GIVEN DATA Block Start
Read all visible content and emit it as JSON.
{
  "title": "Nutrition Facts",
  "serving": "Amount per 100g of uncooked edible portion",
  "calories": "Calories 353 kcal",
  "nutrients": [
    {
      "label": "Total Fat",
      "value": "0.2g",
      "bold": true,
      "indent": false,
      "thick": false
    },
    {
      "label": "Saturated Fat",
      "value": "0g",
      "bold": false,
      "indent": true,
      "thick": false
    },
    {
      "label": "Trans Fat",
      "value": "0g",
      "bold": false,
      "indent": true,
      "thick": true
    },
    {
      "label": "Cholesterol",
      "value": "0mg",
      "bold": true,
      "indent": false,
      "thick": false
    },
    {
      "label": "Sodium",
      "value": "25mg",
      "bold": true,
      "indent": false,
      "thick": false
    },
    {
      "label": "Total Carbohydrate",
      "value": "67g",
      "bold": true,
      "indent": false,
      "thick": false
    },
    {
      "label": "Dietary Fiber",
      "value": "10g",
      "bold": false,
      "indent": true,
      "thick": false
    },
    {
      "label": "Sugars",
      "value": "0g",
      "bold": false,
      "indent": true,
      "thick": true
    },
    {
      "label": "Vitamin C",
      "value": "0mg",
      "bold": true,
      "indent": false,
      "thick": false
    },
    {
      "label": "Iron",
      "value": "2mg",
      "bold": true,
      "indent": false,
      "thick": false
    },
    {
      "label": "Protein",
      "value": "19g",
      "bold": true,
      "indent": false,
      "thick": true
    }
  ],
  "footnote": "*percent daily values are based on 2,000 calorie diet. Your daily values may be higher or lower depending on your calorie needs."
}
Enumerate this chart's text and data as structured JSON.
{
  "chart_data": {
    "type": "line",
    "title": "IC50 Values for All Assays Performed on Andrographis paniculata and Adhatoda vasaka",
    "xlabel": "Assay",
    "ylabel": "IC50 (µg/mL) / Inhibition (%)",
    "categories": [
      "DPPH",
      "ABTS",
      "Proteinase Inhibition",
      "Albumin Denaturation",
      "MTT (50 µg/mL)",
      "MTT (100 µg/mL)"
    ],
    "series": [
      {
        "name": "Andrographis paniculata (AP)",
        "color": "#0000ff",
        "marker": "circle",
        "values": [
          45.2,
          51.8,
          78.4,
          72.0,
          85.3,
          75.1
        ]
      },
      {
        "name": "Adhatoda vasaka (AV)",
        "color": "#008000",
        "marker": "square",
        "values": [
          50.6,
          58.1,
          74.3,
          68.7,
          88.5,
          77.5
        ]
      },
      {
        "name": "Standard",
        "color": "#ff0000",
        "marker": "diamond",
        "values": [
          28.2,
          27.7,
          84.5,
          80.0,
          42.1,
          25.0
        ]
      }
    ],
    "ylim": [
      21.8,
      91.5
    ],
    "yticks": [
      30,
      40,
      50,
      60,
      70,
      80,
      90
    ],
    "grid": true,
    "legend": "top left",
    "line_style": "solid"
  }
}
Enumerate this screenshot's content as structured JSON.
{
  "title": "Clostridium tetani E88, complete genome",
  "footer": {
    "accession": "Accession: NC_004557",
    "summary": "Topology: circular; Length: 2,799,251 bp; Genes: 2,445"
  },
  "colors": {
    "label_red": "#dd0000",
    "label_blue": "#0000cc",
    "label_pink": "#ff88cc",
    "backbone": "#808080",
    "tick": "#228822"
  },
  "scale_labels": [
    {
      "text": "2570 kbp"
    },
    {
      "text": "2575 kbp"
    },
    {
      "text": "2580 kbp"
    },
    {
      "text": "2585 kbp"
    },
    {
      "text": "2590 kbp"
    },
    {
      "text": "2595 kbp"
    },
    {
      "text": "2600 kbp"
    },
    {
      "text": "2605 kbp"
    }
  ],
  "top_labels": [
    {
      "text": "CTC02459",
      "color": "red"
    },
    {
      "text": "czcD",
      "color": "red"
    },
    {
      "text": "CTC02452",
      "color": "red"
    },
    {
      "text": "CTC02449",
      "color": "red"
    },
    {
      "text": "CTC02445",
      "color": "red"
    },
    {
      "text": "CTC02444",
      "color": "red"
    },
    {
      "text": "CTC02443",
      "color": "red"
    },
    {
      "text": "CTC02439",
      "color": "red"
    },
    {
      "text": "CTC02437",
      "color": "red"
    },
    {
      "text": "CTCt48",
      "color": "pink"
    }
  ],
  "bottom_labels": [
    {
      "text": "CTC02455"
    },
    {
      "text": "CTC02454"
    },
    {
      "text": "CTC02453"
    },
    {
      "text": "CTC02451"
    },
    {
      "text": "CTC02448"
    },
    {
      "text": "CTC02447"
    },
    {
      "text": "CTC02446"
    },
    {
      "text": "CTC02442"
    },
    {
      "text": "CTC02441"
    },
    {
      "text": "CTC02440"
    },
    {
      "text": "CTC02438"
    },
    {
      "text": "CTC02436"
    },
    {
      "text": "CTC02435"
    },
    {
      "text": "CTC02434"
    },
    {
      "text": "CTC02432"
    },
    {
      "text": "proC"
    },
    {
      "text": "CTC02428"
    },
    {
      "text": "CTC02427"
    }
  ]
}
GIVEN DATA Block End
EXERCISE DETAILS:
All lines with the string "paniculata" must be copied from the data.

TASK ANSWER:
    "title": "IC50 Values for All Assays Performed on Andrographis paniculata and Adhatoda vasaka",
        "name": "Andrographis paniculata (AP)",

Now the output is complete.